— Task instructions —
From the material below, list every line containing "lamp".

— Material to process —
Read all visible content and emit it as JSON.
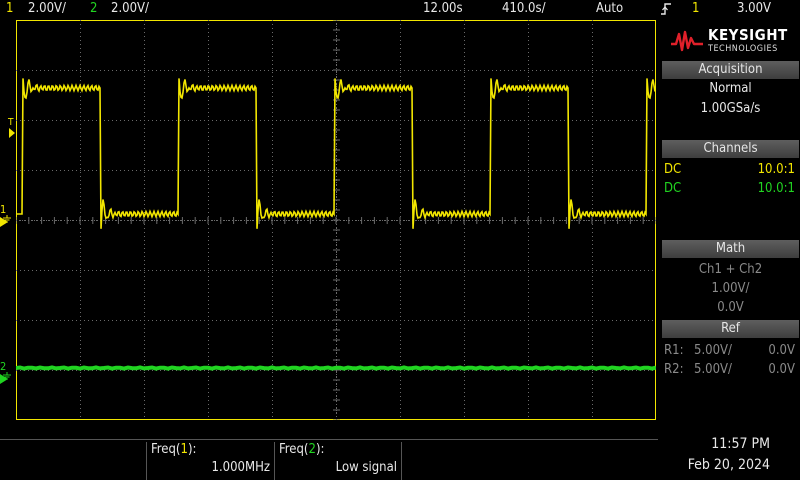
{
  "topbar": {
    "ch1_num": "1",
    "ch1_scale": "2.00V/",
    "ch2_num": "2",
    "ch2_scale": "2.00V/",
    "delay": "12.00s",
    "timebase": "410.0s/",
    "trigger_mode": "Auto",
    "trigger_icon": "rising-edge-icon",
    "trigger_source": "1",
    "trigger_level": "3.00V"
  },
  "markers": {
    "trigger": "T",
    "ch1": "1",
    "ch2": "2"
  },
  "logo": {
    "brand": "KEYSIGHT",
    "sub": "TECHNOLOGIES"
  },
  "acquisition": {
    "header": "Acquisition",
    "mode": "Normal",
    "rate": "1.00GSa/s"
  },
  "channels": {
    "header": "Channels",
    "rows": [
      {
        "coupling": "DC",
        "probe": "10.0:1"
      },
      {
        "coupling": "DC",
        "probe": "10.0:1"
      }
    ]
  },
  "math": {
    "header": "Math",
    "function": "Ch1 + Ch2",
    "scale": "1.00V/",
    "offset": "0.0V"
  },
  "ref": {
    "header": "Ref",
    "rows": [
      {
        "name": "R1:",
        "scale": "5.00V/",
        "offset": "0.0V"
      },
      {
        "name": "R2:",
        "scale": "5.00V/",
        "offset": "0.0V"
      }
    ]
  },
  "measurements": [
    {
      "label_pre": "Freq(",
      "label_ch": "1",
      "label_post": "):",
      "value": "1.000MHz"
    },
    {
      "label_pre": "Freq(",
      "label_ch": "2",
      "label_post": "):",
      "value": "Low signal"
    }
  ],
  "clock": {
    "time": "11:57 PM",
    "date": "Feb 20, 2024"
  },
  "colors": {
    "ch1": "#f2e600",
    "ch2": "#21d421",
    "grid": "#6a6a6a",
    "frame": "#f2e600"
  }
}
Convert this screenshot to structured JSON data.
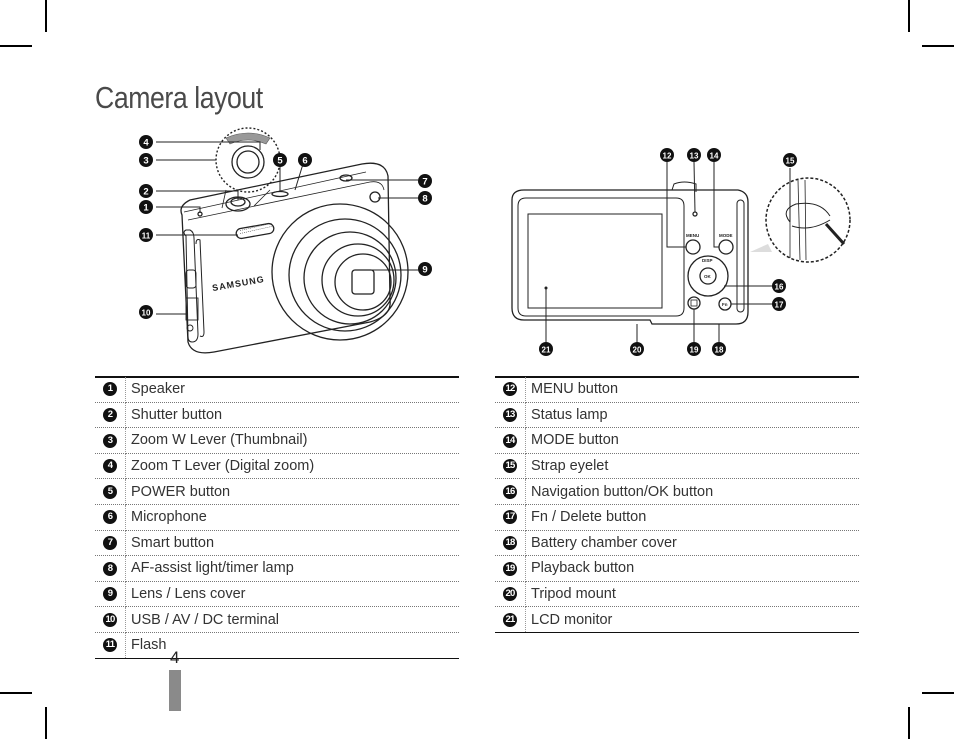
{
  "page": {
    "title": "Camera layout",
    "page_number": "4"
  },
  "front_view": {
    "brand_label": "SAMSUNG",
    "callouts": [
      "1",
      "2",
      "3",
      "4",
      "5",
      "6",
      "7",
      "8",
      "9",
      "10",
      "11"
    ]
  },
  "back_view": {
    "button_labels": {
      "menu": "MENU",
      "mode": "MODE",
      "disp": "DISP",
      "ok": "OK",
      "fn": "Fn"
    },
    "callouts": [
      "12",
      "13",
      "14",
      "15",
      "16",
      "17",
      "18",
      "19",
      "20",
      "21"
    ]
  },
  "left_table": {
    "rows": [
      {
        "num": "1",
        "label": "Speaker"
      },
      {
        "num": "2",
        "label": "Shutter button"
      },
      {
        "num": "3",
        "label": "Zoom W Lever (Thumbnail)"
      },
      {
        "num": "4",
        "label": "Zoom T Lever (Digital zoom)"
      },
      {
        "num": "5",
        "label": "POWER button"
      },
      {
        "num": "6",
        "label": "Microphone"
      },
      {
        "num": "7",
        "label": "Smart button"
      },
      {
        "num": "8",
        "label": "AF-assist light/timer lamp"
      },
      {
        "num": "9",
        "label": "Lens / Lens cover"
      },
      {
        "num": "10",
        "label": "USB / AV / DC terminal"
      },
      {
        "num": "11",
        "label": "Flash"
      }
    ]
  },
  "right_table": {
    "rows": [
      {
        "num": "12",
        "label": "MENU button"
      },
      {
        "num": "13",
        "label": "Status lamp"
      },
      {
        "num": "14",
        "label": "MODE button"
      },
      {
        "num": "15",
        "label": "Strap eyelet"
      },
      {
        "num": "16",
        "label": "Navigation button/OK button"
      },
      {
        "num": "17",
        "label": "Fn / Delete button"
      },
      {
        "num": "18",
        "label": "Battery chamber cover"
      },
      {
        "num": "19",
        "label": "Playback button"
      },
      {
        "num": "20",
        "label": "Tripod mount"
      },
      {
        "num": "21",
        "label": "LCD monitor"
      }
    ]
  }
}
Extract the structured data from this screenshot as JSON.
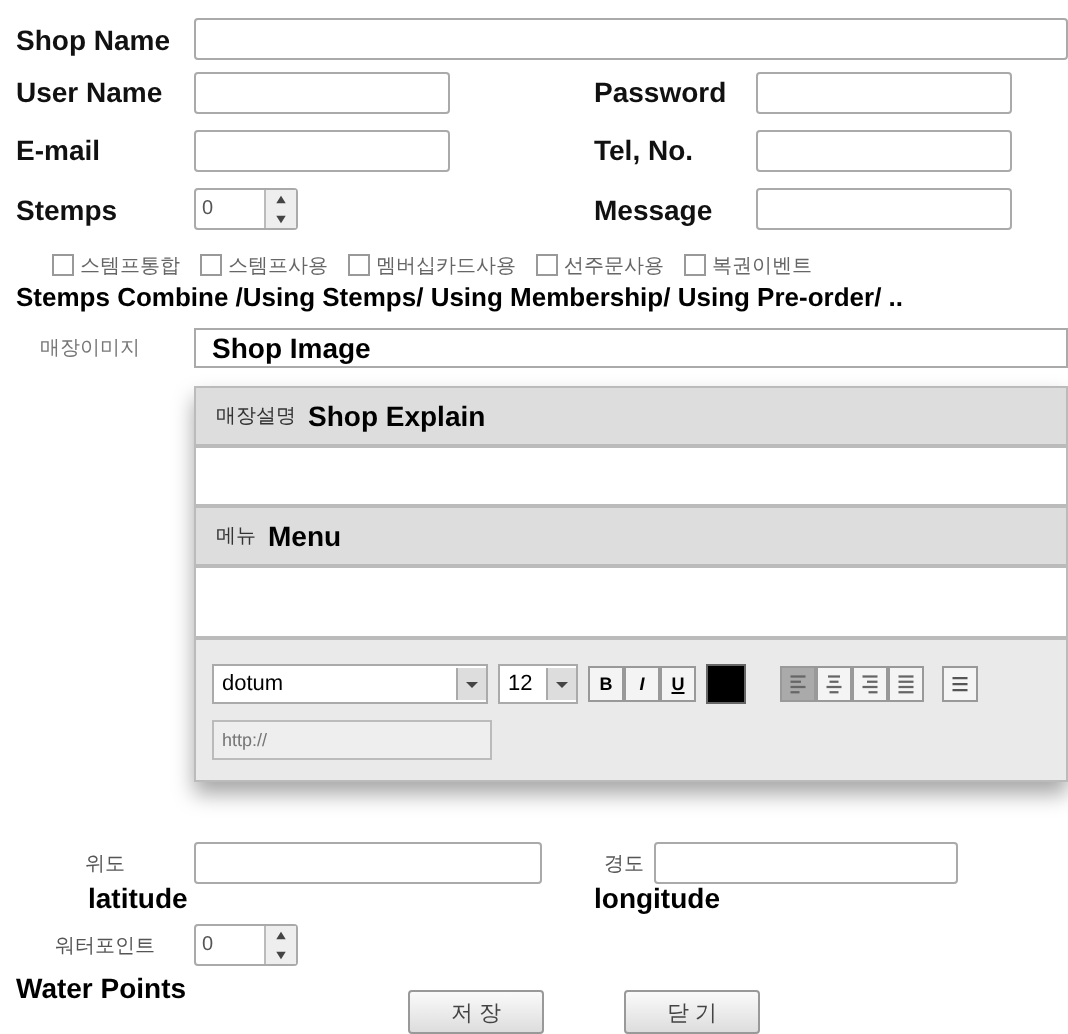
{
  "shop_name": {
    "label": "Shop Name"
  },
  "fields": [
    {
      "label": "User Name"
    },
    {
      "label": "Password"
    },
    {
      "label": "E-mail"
    },
    {
      "label": "Tel, No."
    },
    {
      "label": "Stemps",
      "kind": "spinner",
      "value": "0"
    },
    {
      "label": "Message"
    }
  ],
  "options": [
    {
      "label": "스템프통합",
      "checked": false
    },
    {
      "label": "스템프사용",
      "checked": false
    },
    {
      "label": "멤버십카드사용",
      "checked": false
    },
    {
      "label": "선주문사용",
      "checked": false
    },
    {
      "label": "복권이벤트",
      "checked": false
    }
  ],
  "options_caption": "Stemps Combine /Using Stemps/ Using Membership/ Using Pre-order/ ..",
  "shop_image": {
    "label": "매장이미지",
    "value": "Shop Image"
  },
  "explain": {
    "label_ko": "매장설명",
    "label": "Shop Explain"
  },
  "menu": {
    "label_ko": "메뉴",
    "label": "Menu"
  },
  "toolbar": {
    "font": "dotum",
    "size": "12",
    "styles": [
      "B",
      "I",
      "U"
    ],
    "color": "#000000",
    "alignments": [
      {
        "kind": "left",
        "selected": true
      },
      {
        "kind": "center",
        "selected": false
      },
      {
        "kind": "right",
        "selected": false
      },
      {
        "kind": "justify",
        "selected": false
      }
    ],
    "link_placeholder": "http://"
  },
  "coords": [
    {
      "label_ko": "위도",
      "label": "latitude"
    },
    {
      "label_ko": "경도",
      "label": "longitude"
    }
  ],
  "water_points": {
    "label_ko": "워터포인트",
    "label": "Water Points",
    "value": "0"
  },
  "buttons": [
    "저 장",
    "닫 기"
  ]
}
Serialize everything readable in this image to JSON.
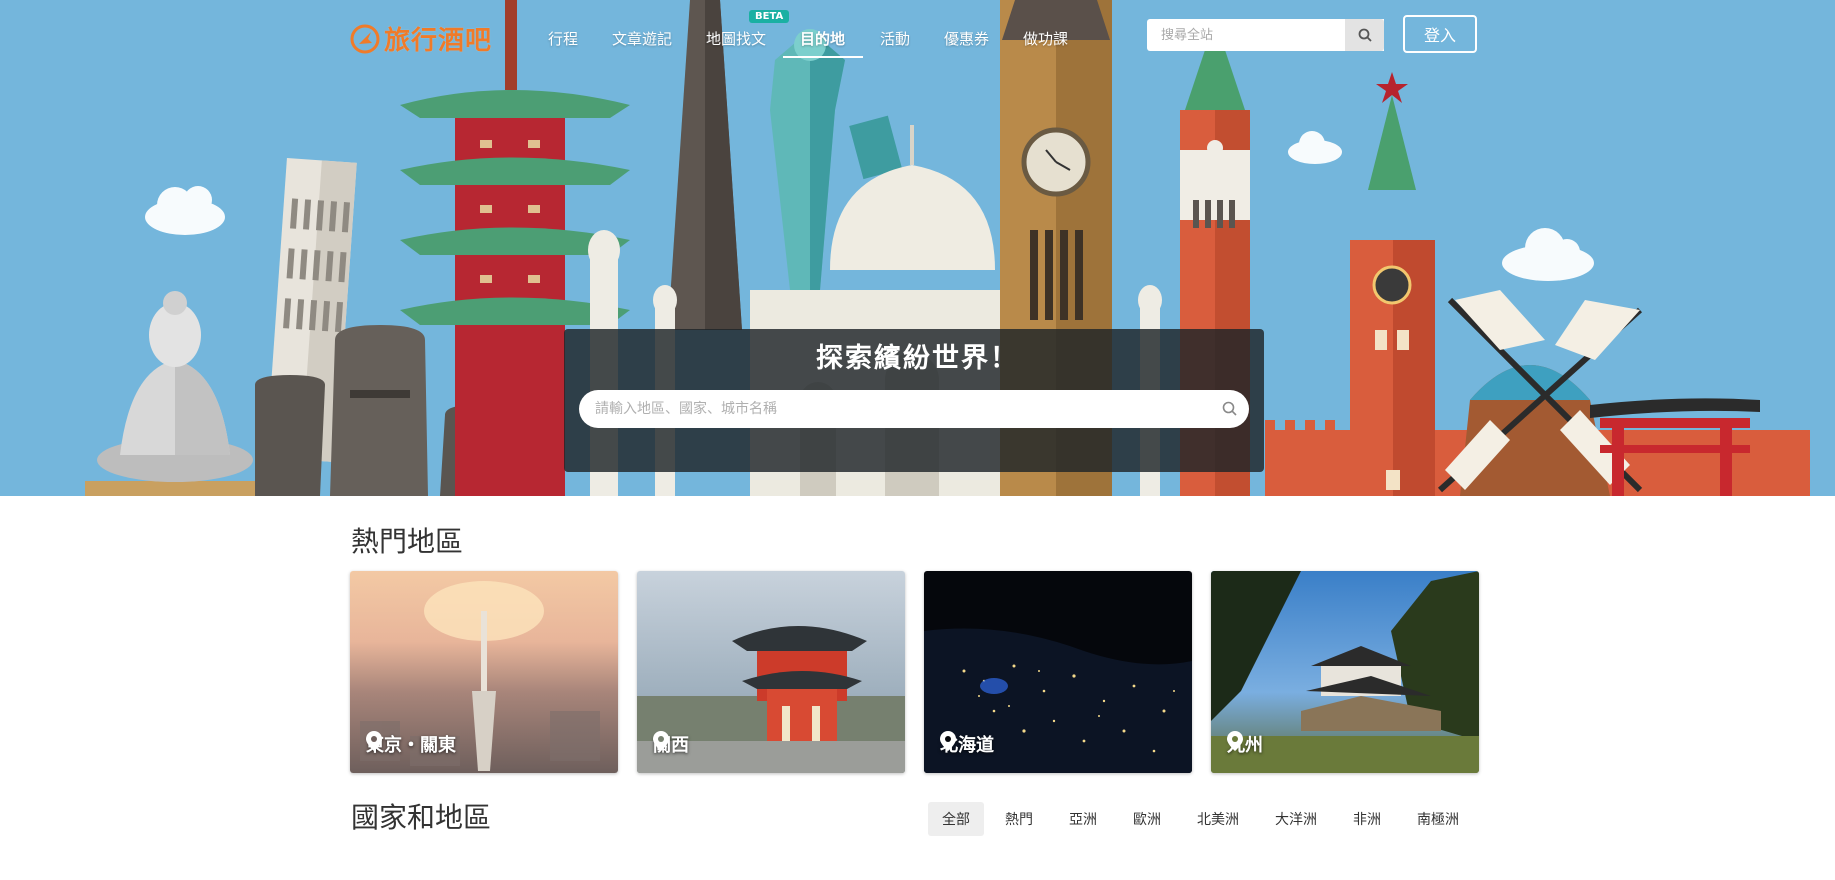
{
  "brand": {
    "logo_text": "旅行酒吧",
    "logo_icon": "travel-logo-icon",
    "color": "#f07b29"
  },
  "nav": {
    "items": [
      {
        "label": "行程"
      },
      {
        "label": "文章遊記"
      },
      {
        "label": "地圖找文"
      },
      {
        "label": "目的地"
      },
      {
        "label": "活動"
      },
      {
        "label": "優惠券"
      },
      {
        "label": "做功課"
      }
    ],
    "active": "目的地",
    "beta_badge": "BETA",
    "search_placeholder": "搜尋全站",
    "search_icon": "search-icon",
    "login_label": "登入"
  },
  "hero": {
    "title": "探索繽紛世界！",
    "search_placeholder": "請輸入地區、國家、城市名稱",
    "search_icon": "search-icon"
  },
  "popular": {
    "title": "熱門地區",
    "cards": [
      {
        "label": "東京・關東",
        "icon": "map-pin-icon"
      },
      {
        "label": "關西",
        "icon": "map-pin-icon"
      },
      {
        "label": "北海道",
        "icon": "map-pin-icon"
      },
      {
        "label": "九州",
        "icon": "map-pin-icon"
      }
    ]
  },
  "countries": {
    "title": "國家和地區",
    "filters": [
      {
        "label": "全部"
      },
      {
        "label": "熱門"
      },
      {
        "label": "亞洲"
      },
      {
        "label": "歐洲"
      },
      {
        "label": "北美洲"
      },
      {
        "label": "大洋洲"
      },
      {
        "label": "非洲"
      },
      {
        "label": "南極洲"
      }
    ],
    "active_filter": "全部"
  },
  "colors": {
    "sky": "#74b6dc",
    "beta": "#1ab0a3",
    "panel": "#1e2428"
  }
}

— Response to this task —
        "label": "AF-assist light/timer lamp"
        "label": "Status lamp"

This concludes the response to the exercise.